[Dataset excerpts]:
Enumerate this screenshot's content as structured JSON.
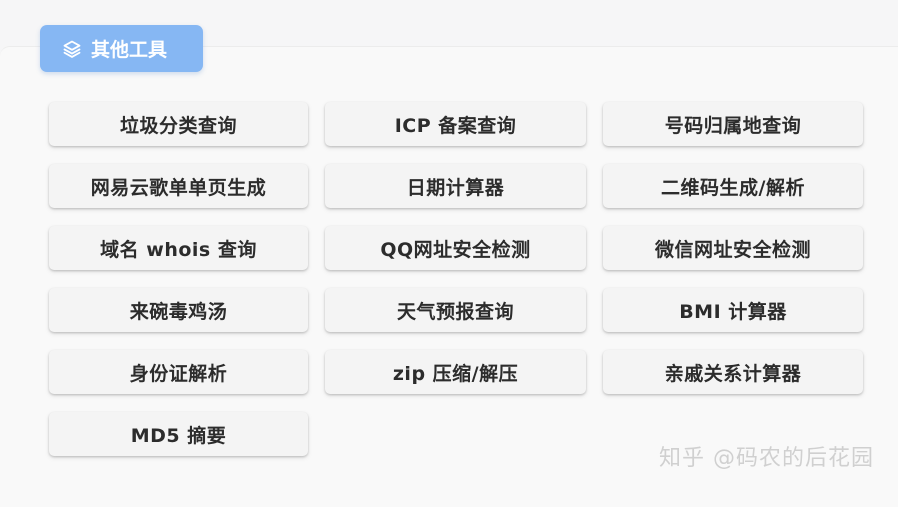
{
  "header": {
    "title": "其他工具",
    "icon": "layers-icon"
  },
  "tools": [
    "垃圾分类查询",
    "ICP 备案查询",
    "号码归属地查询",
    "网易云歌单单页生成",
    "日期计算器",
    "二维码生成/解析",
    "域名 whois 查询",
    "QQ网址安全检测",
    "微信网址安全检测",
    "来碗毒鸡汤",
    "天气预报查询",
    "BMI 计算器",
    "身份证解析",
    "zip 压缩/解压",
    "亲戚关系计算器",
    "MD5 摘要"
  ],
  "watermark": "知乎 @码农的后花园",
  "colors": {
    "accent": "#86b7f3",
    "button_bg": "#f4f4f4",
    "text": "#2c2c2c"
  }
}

[Aim of the exercise]:
Print each record exactly as it stands, leaving the images out.

[Output for this exercise]:
Enumerate this screenshot's content as structured JSON.
{
  "header": {
    "title": "其他工具",
    "icon": "layers-icon"
  },
  "tools": [
    "垃圾分类查询",
    "ICP 备案查询",
    "号码归属地查询",
    "网易云歌单单页生成",
    "日期计算器",
    "二维码生成/解析",
    "域名 whois 查询",
    "QQ网址安全检测",
    "微信网址安全检测",
    "来碗毒鸡汤",
    "天气预报查询",
    "BMI 计算器",
    "身份证解析",
    "zip 压缩/解压",
    "亲戚关系计算器",
    "MD5 摘要"
  ],
  "watermark": "知乎 @码农的后花园",
  "colors": {
    "accent": "#86b7f3",
    "button_bg": "#f4f4f4",
    "text": "#2c2c2c"
  }
}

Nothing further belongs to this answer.